TASK GOAL
Gather every line of the entries that includes the word "November".

[Collected data entries]
------------------------------------------------------------------------

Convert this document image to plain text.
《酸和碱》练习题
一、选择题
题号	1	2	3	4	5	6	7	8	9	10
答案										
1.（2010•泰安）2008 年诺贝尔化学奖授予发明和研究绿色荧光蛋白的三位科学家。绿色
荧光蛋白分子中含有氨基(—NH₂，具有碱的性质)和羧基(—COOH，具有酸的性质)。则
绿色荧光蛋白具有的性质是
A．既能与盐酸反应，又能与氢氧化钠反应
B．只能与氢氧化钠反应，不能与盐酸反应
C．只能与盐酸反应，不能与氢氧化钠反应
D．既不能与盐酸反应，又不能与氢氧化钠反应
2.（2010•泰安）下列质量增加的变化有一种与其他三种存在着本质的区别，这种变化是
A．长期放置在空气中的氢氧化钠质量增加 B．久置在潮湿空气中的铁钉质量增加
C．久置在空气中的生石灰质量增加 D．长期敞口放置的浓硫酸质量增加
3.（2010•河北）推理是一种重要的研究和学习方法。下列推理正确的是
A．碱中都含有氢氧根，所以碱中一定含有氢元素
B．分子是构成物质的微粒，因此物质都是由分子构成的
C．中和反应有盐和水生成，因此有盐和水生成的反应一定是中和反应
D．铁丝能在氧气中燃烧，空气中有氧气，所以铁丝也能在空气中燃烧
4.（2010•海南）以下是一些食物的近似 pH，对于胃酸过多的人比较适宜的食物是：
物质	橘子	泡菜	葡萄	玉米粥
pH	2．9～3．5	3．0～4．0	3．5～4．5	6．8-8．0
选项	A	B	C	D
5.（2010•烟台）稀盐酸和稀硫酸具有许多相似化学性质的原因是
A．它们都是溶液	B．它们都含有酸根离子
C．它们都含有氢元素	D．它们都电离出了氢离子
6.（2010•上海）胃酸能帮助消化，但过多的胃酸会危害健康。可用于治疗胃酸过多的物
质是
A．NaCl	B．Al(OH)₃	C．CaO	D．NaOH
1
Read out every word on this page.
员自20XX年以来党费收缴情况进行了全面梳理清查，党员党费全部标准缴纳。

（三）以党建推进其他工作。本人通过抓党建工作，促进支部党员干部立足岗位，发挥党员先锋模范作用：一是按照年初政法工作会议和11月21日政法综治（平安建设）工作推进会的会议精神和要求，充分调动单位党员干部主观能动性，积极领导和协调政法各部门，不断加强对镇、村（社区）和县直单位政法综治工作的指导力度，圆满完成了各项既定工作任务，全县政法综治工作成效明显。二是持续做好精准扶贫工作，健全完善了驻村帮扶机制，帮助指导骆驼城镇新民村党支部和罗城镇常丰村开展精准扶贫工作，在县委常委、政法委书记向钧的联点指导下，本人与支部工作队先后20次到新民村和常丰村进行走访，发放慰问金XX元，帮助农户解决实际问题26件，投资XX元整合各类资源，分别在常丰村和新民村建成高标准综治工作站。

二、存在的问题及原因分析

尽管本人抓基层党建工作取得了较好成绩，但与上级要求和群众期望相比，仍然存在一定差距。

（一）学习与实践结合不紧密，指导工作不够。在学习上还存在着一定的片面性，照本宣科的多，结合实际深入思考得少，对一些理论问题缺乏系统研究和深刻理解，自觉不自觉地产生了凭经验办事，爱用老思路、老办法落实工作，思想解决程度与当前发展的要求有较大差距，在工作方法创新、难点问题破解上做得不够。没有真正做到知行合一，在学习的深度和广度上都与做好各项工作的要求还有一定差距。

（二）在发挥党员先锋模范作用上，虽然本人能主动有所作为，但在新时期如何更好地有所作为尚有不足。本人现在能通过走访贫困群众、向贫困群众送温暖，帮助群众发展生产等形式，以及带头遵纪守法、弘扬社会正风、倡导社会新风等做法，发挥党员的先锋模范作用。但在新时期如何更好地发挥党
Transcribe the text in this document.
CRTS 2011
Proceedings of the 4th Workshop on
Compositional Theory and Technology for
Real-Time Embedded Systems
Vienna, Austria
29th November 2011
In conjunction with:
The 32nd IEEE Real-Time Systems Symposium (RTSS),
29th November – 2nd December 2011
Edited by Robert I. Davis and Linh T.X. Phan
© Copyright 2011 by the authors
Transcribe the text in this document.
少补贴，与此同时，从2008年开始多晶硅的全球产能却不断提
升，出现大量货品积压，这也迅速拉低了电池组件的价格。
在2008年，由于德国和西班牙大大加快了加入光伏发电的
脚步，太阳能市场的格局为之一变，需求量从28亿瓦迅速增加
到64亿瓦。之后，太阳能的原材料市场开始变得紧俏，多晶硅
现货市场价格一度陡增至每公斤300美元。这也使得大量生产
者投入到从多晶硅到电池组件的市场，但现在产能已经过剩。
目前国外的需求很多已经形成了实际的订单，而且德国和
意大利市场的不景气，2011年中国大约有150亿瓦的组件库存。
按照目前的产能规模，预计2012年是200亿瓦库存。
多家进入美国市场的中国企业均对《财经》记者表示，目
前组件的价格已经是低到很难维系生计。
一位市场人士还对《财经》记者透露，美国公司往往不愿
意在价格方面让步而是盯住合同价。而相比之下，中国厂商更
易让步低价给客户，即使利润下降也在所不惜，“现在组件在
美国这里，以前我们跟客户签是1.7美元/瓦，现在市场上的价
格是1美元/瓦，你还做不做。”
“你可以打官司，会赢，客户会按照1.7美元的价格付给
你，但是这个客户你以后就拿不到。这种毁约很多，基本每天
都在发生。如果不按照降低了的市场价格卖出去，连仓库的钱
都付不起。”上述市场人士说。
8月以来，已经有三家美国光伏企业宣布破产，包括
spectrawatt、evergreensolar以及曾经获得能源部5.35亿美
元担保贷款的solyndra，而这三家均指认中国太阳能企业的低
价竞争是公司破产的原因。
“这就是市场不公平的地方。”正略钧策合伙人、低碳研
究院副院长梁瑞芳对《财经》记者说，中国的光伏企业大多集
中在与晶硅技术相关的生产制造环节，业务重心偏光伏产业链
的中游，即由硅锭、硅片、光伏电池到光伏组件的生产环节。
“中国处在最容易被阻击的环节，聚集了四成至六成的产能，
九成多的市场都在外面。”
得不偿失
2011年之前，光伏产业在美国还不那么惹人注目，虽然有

------------------------------------------------------------------------

OUTPUT OF THE EXERCISE
29th November 2011
29th November – 2nd December 2011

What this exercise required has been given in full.